- [REQUIRED ACTION]:
For this exercise, copy each line of the records that contains the word "nipple".

(Stored data entries)
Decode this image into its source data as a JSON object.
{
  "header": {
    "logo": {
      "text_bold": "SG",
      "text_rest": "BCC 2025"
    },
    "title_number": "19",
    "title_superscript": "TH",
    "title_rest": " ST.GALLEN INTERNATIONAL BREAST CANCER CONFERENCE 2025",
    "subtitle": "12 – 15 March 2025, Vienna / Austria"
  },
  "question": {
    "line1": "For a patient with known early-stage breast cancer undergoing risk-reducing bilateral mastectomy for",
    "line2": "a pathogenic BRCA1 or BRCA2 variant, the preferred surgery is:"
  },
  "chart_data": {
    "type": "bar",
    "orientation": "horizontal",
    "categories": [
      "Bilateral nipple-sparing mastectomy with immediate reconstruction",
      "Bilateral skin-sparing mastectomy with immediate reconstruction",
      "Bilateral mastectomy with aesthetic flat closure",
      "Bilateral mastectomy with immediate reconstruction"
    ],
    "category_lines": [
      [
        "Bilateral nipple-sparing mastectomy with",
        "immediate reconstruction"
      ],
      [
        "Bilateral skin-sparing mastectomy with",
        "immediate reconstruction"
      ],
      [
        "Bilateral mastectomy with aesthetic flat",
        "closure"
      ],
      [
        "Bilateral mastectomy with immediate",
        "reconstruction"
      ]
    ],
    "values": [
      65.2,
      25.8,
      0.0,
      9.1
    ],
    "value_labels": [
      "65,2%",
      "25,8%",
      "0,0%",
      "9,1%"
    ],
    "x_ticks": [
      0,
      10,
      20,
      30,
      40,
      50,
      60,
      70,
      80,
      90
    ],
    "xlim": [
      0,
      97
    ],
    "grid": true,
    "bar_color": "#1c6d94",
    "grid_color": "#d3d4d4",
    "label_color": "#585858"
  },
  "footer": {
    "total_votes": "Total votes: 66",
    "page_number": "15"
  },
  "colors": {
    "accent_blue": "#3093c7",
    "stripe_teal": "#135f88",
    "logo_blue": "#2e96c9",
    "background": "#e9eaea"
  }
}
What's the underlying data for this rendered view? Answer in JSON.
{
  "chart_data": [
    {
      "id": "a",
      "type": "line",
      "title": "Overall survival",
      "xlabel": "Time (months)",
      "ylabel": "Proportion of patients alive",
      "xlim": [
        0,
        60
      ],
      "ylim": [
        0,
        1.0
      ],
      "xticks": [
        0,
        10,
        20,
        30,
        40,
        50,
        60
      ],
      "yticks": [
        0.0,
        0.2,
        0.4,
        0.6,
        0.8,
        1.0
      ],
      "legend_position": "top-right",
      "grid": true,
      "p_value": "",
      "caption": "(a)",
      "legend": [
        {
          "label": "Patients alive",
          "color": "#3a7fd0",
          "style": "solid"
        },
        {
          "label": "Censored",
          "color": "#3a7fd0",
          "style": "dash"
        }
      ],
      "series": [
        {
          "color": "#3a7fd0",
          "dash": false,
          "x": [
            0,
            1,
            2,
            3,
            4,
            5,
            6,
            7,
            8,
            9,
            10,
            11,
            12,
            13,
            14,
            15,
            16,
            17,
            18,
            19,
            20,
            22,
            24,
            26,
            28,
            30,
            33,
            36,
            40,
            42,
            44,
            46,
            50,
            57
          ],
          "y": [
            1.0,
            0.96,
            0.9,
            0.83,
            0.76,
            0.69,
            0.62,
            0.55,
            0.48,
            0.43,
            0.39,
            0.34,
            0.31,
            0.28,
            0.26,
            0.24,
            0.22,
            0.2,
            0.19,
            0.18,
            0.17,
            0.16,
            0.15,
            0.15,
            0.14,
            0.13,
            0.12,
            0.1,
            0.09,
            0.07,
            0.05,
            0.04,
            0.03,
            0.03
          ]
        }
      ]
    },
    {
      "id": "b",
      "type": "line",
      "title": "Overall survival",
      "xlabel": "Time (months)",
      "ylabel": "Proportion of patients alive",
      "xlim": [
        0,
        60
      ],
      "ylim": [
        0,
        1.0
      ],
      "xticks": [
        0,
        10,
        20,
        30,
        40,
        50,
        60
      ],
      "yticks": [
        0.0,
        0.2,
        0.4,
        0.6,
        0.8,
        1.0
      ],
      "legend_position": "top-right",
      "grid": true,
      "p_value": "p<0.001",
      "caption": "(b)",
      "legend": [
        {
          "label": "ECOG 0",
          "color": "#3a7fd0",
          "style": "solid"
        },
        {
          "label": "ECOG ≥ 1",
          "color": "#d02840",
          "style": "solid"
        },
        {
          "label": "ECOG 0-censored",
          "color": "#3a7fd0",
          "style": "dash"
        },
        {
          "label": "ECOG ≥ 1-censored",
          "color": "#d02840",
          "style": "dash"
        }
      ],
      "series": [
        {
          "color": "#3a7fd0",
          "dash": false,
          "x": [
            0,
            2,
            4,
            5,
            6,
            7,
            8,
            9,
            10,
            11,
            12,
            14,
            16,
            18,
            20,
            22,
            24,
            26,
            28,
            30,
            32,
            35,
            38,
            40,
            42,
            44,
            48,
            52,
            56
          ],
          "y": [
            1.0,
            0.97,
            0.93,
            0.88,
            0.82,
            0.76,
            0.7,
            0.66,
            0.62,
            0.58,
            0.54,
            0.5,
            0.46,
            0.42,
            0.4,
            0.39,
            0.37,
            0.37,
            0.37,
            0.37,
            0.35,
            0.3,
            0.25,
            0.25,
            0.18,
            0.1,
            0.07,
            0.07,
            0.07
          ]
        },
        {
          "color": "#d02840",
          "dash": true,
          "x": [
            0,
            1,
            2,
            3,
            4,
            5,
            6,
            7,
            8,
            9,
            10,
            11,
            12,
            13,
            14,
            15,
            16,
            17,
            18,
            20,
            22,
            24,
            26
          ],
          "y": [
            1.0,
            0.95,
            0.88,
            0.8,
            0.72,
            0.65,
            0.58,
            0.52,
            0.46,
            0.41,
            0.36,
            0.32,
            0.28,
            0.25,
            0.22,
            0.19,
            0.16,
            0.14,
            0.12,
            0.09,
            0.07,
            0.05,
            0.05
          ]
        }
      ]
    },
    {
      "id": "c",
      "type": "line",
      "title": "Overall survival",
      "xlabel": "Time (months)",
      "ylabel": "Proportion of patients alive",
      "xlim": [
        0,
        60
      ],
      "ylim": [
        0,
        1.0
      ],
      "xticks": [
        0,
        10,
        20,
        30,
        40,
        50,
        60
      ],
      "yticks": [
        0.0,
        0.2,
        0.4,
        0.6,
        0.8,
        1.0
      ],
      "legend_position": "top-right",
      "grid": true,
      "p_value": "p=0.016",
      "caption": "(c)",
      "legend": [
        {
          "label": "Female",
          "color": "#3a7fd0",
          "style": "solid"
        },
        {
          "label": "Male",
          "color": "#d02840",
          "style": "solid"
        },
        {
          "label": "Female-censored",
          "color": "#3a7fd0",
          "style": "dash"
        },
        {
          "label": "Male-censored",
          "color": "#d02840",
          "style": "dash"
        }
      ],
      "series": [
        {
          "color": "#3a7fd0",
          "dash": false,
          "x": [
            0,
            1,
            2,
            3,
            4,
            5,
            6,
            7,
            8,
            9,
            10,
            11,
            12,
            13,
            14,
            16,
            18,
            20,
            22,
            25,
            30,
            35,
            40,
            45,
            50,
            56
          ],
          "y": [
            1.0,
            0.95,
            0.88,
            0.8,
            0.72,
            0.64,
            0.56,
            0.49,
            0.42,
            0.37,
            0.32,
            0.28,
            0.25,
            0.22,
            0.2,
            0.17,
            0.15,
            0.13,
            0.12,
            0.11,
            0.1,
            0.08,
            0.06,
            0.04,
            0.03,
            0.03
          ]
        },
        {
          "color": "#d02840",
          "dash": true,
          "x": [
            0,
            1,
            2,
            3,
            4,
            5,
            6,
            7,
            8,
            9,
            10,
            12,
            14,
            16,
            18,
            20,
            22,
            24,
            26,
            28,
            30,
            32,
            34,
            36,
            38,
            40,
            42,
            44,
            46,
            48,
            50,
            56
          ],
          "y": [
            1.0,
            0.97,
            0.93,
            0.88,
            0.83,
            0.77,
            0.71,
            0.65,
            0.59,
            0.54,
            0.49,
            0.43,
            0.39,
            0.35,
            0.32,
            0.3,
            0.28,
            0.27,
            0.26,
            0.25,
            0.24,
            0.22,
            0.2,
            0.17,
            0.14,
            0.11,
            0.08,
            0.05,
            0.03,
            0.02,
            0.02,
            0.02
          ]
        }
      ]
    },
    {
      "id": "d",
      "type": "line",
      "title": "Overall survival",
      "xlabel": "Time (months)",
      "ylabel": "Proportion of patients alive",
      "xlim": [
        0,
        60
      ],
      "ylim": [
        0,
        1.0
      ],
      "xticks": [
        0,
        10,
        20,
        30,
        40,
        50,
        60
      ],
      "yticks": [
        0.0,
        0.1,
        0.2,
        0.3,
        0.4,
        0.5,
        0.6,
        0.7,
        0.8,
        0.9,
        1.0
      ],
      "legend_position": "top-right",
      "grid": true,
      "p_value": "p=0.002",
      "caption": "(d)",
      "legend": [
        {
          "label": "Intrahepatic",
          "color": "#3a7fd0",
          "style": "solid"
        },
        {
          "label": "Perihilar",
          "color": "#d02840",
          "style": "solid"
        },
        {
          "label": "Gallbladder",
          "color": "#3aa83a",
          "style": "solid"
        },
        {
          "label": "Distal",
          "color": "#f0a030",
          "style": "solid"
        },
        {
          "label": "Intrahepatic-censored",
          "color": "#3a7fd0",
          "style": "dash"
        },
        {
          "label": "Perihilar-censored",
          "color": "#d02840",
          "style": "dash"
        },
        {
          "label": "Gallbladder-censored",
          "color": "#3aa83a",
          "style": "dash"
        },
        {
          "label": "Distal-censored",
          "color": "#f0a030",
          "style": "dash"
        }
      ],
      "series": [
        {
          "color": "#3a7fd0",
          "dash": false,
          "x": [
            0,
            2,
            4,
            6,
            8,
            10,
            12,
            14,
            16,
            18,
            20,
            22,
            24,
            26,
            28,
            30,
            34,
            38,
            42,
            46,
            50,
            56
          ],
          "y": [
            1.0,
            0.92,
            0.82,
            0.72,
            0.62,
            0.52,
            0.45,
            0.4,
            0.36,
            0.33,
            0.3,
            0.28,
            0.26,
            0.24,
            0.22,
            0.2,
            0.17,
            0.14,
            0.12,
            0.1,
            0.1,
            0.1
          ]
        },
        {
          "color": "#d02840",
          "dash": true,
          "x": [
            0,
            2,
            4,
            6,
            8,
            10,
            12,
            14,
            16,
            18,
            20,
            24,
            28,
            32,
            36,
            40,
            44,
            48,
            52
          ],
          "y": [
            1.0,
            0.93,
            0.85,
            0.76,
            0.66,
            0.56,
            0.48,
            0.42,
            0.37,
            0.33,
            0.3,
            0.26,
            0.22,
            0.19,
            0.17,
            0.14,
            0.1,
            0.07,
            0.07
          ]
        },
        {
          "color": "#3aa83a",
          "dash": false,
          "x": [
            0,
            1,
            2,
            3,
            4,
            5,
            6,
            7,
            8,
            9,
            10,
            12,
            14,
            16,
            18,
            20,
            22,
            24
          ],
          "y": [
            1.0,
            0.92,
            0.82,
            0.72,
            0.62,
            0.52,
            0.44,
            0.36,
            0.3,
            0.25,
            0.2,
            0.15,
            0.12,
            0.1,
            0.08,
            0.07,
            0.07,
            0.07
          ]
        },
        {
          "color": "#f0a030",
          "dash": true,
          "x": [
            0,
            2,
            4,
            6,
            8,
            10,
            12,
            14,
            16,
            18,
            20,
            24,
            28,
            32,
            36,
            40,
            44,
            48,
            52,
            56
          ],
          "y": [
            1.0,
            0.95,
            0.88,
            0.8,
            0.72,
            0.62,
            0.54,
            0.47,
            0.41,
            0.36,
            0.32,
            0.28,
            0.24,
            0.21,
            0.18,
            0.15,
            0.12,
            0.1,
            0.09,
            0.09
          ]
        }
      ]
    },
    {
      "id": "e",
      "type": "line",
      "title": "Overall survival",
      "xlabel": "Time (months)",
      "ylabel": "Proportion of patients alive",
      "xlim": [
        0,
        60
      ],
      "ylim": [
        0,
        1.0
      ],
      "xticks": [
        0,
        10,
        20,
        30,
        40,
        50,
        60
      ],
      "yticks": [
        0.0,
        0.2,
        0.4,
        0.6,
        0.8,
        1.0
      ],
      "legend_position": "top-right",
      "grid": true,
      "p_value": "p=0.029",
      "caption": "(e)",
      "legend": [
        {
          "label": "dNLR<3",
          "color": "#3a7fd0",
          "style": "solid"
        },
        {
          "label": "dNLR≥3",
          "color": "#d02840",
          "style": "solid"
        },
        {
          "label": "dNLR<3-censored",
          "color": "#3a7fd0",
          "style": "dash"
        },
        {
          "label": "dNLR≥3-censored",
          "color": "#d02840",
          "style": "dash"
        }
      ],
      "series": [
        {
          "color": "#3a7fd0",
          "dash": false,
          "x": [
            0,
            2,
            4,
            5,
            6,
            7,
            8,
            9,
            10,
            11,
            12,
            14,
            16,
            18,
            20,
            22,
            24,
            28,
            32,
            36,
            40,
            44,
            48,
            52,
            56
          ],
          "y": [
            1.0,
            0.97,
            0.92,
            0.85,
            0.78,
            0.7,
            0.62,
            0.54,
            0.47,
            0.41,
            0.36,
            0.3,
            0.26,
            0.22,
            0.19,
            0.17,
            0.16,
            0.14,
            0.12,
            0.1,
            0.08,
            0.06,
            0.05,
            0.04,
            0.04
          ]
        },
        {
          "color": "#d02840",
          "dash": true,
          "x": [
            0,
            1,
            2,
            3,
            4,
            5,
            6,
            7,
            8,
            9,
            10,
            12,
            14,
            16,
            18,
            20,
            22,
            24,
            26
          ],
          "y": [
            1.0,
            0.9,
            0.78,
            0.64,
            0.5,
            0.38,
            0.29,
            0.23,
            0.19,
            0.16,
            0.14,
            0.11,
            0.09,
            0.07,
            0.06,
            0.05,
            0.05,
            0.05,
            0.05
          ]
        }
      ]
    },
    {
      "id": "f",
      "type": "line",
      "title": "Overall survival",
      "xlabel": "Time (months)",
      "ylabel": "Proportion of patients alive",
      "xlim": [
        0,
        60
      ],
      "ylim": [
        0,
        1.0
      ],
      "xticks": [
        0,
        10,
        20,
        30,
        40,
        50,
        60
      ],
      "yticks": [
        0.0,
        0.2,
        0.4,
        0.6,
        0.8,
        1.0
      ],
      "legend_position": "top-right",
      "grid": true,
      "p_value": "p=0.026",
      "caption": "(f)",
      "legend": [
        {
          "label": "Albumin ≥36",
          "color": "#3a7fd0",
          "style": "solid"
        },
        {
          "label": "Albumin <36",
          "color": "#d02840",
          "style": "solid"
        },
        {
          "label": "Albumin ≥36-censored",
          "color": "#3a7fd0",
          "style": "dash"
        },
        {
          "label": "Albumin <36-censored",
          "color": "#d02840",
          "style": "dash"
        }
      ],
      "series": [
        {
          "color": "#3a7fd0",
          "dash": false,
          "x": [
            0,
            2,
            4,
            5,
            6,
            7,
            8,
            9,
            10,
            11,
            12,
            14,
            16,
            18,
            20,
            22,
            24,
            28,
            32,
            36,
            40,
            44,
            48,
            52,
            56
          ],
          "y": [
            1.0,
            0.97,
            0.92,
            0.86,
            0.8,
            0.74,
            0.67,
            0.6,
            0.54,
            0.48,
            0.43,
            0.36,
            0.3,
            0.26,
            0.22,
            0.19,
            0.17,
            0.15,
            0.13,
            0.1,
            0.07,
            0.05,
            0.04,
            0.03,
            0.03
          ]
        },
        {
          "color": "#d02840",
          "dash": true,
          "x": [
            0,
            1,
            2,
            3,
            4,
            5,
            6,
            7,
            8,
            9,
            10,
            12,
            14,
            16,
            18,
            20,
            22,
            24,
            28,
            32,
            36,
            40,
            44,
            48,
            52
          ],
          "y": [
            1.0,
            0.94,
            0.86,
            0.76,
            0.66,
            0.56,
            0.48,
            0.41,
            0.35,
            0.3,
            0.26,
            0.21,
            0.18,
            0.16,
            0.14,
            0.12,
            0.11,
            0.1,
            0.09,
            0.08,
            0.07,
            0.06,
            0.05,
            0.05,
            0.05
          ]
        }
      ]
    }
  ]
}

- [ANSWER TO THE PROBLEM]:
      "Bilateral nipple-sparing mastectomy with immediate reconstruction",
        "Bilateral nipple-sparing mastectomy with",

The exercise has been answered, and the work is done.